• **EXERCISE**: Show, in full, each line of the data that contains "Mean".

• **DATA SUPPLIED**:
━━━
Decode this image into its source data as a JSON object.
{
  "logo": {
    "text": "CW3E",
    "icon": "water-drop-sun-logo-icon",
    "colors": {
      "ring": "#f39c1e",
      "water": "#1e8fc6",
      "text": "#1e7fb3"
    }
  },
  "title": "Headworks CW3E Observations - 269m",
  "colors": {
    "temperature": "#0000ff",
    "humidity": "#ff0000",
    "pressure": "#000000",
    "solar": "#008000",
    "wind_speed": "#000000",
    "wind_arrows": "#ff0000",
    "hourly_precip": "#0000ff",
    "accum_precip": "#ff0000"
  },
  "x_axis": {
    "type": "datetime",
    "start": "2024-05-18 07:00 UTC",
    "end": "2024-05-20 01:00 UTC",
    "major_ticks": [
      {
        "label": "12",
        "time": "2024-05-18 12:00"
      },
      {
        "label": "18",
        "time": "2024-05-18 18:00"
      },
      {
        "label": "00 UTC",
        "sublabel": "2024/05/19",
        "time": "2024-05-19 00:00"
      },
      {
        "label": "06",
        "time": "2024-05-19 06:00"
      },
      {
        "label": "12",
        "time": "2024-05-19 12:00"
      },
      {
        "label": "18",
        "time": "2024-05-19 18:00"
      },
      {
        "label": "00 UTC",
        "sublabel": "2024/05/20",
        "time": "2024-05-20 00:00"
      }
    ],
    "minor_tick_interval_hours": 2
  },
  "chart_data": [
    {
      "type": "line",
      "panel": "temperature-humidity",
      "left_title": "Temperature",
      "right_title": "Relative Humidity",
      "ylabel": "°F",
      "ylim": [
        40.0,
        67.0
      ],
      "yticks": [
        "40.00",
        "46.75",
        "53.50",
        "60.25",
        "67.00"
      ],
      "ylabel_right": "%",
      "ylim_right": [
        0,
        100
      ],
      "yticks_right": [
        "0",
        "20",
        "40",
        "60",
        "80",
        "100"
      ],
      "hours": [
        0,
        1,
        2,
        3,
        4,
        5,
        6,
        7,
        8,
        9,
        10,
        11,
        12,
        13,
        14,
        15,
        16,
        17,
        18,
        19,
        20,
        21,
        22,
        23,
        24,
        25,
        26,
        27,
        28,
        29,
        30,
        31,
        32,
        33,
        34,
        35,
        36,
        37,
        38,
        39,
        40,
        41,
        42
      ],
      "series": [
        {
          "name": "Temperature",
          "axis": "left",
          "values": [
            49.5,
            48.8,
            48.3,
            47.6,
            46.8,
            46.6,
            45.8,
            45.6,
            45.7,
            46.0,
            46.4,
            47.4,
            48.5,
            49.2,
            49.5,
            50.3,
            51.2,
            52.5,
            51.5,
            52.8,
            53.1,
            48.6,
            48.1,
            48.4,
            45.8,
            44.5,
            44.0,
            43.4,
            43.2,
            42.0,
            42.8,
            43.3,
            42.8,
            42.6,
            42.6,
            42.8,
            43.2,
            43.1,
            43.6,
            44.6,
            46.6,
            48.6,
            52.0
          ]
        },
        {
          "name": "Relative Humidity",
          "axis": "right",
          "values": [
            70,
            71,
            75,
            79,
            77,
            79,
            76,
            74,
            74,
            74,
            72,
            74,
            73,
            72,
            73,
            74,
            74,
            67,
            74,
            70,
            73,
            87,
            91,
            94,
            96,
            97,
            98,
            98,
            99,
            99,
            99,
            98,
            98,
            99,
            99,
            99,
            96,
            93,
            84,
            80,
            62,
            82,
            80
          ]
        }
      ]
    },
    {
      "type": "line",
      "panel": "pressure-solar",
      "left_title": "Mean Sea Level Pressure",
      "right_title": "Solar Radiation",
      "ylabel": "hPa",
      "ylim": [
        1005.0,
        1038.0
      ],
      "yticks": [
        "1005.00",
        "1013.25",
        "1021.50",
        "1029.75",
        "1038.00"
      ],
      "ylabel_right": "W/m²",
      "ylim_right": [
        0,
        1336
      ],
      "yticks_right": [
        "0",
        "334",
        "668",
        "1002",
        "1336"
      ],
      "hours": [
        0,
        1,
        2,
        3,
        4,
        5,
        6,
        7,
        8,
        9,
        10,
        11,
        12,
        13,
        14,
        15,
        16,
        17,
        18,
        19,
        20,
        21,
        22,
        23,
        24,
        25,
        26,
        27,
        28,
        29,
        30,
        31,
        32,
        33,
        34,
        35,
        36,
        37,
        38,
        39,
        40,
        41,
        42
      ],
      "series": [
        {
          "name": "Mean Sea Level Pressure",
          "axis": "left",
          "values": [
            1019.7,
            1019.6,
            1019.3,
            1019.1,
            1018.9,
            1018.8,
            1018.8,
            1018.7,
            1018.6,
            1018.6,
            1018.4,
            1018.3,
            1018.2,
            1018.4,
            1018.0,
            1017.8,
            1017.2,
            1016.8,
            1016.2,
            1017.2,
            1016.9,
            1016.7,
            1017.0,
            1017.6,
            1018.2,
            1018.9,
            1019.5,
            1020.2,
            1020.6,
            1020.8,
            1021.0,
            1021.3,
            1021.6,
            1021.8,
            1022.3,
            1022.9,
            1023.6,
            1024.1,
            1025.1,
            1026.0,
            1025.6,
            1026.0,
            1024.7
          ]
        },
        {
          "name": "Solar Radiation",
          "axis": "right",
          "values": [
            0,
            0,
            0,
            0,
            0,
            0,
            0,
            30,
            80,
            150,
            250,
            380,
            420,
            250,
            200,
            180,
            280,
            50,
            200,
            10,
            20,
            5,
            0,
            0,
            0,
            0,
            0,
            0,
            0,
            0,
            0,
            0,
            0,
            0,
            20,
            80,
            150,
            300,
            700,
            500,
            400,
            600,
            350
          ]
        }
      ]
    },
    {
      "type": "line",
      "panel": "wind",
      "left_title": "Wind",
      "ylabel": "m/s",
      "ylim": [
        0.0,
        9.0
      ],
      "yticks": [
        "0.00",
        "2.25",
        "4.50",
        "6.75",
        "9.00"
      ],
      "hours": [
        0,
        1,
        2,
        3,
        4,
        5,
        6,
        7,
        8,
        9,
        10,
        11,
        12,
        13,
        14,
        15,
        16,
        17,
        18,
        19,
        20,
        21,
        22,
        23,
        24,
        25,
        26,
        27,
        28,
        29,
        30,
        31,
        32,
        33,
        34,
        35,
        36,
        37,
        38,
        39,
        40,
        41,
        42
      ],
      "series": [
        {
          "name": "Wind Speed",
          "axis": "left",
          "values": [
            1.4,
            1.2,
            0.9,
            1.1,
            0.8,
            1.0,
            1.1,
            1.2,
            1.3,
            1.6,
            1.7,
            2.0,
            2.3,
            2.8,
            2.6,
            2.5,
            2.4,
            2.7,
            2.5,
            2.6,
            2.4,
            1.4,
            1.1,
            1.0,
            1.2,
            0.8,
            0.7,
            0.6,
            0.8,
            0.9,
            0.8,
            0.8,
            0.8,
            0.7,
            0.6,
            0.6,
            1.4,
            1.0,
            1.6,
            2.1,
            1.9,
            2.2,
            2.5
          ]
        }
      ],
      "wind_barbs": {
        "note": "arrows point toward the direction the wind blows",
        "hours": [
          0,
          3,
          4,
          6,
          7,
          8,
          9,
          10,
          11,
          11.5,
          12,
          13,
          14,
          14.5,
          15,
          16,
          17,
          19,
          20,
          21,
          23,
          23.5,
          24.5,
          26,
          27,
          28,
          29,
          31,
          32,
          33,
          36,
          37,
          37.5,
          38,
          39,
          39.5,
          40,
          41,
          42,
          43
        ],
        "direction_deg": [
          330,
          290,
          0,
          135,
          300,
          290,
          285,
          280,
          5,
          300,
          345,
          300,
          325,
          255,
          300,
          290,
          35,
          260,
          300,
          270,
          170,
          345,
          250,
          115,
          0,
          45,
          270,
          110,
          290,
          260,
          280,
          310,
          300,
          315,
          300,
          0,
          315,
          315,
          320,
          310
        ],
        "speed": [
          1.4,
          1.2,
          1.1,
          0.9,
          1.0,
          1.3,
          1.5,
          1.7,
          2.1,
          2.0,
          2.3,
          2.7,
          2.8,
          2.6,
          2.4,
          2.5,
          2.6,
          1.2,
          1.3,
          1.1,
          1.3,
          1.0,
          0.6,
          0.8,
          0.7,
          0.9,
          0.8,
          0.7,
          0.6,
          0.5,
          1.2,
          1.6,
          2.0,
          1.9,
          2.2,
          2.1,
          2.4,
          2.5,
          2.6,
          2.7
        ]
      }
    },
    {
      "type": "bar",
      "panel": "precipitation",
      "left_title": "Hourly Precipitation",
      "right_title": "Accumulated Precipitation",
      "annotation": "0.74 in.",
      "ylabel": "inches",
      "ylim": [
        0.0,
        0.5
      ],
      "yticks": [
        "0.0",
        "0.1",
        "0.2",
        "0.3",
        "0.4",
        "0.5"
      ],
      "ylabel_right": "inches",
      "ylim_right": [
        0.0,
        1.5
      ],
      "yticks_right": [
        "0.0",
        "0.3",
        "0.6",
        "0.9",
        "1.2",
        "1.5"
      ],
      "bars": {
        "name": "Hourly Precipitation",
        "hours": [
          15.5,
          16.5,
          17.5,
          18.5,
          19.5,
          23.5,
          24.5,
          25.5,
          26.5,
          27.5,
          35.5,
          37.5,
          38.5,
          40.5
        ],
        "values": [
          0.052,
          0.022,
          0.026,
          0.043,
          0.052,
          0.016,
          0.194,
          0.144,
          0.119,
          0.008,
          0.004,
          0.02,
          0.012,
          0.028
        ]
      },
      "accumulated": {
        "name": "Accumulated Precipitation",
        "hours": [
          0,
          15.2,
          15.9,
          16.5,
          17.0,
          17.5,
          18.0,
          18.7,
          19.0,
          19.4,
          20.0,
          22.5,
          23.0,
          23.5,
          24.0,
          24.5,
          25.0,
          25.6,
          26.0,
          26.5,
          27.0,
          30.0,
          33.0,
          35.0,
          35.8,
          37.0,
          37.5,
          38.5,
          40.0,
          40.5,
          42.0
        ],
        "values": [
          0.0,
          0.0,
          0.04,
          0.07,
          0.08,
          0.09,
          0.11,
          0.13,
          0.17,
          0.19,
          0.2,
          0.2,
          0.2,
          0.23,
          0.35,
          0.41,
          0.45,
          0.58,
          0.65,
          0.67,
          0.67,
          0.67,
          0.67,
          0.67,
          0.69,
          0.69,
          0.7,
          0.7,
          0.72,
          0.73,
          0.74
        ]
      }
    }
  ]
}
━━━
• **CORRECT ANSWER**:
      "left_title": "Mean Sea Level Pressure",
          "name": "Mean Sea Level Pressure",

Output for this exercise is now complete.